◆ What is required:
Select and reproduce each line of the listing below that bears the string "불교미술과의".

◆ Entries provided:

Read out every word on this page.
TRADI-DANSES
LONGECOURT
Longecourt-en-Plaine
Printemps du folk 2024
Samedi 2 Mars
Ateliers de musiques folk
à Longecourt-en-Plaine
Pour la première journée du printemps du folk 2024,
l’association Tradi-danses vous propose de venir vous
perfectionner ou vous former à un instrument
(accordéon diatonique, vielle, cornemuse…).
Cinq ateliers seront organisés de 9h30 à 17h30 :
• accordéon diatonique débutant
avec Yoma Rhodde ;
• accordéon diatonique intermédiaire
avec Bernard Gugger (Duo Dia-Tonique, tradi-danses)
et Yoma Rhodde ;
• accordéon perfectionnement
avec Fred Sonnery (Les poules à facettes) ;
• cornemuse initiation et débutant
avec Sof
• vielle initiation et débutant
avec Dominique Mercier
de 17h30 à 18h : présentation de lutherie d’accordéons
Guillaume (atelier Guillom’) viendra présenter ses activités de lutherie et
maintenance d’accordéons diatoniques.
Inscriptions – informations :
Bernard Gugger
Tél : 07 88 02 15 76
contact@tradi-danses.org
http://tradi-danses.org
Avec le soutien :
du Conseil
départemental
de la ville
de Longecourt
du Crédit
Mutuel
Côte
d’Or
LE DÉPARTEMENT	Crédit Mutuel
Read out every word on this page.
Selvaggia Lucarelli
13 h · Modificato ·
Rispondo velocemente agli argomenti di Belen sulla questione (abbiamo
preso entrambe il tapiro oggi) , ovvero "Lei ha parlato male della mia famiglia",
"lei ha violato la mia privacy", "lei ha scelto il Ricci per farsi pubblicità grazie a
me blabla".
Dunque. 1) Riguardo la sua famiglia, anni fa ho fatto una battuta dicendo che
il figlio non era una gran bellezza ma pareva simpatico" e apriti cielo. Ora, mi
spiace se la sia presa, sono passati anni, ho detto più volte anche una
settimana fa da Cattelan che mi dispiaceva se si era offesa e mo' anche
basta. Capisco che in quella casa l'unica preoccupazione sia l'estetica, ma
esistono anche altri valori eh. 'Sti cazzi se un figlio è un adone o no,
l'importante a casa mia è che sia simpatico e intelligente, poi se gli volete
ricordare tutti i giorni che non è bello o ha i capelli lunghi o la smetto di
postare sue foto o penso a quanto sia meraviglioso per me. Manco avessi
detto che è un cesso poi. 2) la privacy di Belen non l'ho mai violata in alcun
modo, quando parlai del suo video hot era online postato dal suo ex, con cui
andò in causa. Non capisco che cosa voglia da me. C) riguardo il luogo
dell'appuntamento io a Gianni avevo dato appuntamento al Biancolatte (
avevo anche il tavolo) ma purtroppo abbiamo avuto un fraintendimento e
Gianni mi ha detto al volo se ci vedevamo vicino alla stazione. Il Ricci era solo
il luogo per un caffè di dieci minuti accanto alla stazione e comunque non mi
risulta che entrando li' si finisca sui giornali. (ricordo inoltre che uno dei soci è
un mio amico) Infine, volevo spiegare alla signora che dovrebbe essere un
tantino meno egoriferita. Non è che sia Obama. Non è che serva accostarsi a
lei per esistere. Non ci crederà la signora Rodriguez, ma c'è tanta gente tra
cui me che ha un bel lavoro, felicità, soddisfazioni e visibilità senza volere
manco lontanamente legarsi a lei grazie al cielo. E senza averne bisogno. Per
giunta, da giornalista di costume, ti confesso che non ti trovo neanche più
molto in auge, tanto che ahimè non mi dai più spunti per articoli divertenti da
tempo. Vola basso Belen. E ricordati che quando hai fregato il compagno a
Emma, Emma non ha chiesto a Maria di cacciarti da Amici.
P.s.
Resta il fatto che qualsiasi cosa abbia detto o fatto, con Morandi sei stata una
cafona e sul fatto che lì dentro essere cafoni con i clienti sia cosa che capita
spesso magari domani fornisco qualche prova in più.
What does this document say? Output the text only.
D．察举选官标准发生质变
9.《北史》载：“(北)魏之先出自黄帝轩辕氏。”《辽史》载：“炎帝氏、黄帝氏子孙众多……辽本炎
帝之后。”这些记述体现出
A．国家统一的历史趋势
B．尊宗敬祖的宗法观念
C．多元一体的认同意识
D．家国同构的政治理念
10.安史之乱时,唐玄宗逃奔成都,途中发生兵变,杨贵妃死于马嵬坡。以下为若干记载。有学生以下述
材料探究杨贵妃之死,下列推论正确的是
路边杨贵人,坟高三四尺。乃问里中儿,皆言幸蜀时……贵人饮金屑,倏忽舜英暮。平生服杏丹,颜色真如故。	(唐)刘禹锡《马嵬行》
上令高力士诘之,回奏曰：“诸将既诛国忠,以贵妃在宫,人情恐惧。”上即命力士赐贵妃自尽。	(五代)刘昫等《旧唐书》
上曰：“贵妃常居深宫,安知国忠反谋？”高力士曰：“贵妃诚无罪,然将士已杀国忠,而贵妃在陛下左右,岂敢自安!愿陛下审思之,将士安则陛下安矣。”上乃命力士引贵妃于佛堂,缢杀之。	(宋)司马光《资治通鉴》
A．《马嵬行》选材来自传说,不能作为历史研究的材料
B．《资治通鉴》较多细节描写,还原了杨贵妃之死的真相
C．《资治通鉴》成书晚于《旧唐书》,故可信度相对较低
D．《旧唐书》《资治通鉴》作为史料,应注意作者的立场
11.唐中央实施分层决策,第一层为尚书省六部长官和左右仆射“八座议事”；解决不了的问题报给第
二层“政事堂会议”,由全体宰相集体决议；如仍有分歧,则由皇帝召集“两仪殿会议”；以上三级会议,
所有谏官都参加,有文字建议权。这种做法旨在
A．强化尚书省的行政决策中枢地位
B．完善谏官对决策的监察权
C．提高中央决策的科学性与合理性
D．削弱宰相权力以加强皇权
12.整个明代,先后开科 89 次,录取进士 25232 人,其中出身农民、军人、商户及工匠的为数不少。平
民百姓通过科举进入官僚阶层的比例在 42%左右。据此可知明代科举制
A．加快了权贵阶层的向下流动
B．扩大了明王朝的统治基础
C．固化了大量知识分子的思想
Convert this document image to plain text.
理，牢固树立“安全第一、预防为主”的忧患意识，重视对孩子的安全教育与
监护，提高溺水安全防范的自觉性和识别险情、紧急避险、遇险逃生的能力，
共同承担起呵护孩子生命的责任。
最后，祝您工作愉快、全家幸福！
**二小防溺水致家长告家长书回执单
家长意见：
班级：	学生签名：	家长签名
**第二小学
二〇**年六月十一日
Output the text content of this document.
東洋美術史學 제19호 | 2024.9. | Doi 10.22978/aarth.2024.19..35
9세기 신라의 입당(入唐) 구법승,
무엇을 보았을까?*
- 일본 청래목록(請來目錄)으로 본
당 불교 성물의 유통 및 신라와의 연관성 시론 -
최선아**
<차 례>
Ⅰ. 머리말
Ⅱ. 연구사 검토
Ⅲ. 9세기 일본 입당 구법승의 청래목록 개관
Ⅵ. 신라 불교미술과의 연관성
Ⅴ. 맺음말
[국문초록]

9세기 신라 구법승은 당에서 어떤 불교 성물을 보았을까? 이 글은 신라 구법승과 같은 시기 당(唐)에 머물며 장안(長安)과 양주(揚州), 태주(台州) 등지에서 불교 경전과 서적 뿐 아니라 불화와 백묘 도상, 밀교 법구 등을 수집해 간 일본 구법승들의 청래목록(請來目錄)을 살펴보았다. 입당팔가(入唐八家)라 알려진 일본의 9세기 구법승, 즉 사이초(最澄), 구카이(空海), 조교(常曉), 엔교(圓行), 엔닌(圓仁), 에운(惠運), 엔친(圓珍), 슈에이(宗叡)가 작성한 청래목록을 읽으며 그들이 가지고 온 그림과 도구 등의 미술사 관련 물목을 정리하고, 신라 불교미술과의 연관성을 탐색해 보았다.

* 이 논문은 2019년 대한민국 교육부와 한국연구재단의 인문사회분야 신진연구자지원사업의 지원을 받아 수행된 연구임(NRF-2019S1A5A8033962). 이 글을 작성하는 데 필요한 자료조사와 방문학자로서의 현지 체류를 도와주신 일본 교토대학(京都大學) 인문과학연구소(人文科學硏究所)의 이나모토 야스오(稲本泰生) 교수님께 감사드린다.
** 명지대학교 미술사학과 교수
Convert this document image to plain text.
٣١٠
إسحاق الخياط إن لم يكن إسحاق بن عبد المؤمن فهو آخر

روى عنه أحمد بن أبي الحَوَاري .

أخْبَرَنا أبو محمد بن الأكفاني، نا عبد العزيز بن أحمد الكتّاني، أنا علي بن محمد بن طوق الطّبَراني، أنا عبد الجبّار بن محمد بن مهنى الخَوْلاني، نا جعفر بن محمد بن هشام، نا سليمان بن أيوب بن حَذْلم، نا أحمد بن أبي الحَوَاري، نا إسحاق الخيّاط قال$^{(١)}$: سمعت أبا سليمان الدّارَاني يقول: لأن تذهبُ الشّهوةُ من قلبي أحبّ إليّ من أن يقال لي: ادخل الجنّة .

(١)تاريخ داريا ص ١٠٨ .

◆ Answer to the task:
Ⅵ. 신라 불교미술과의 연관성
9세기 신라 구법승은 당에서 어떤 불교 성물을 보았을까? 이 글은 신라 구법승과 같은 시기 당(唐)에 머물며 장안(長安)과 양주(揚州), 태주(台州) 등지에서 불교 경전과 서적 뿐 아니라 불화와 백묘 도상, 밀교 법구 등을 수집해 간 일본 구법승들의 청래목록(請來目錄)을 살펴보았다. 입당팔가(入唐八家)라 알려진 일본의 9세기 구법승, 즉 사이초(最澄), 구카이(空海), 조교(常曉), 엔교(圓行), 엔닌(圓仁), 에운(惠運), 엔친(圓珍), 슈에이(宗叡)가 작성한 청래목록을 읽으며 그들이 가지고 온 그림과 도구 등의 미술사 관련 물목을 정리하고, 신라 불교미술과의 연관성을 탐색해 보았다.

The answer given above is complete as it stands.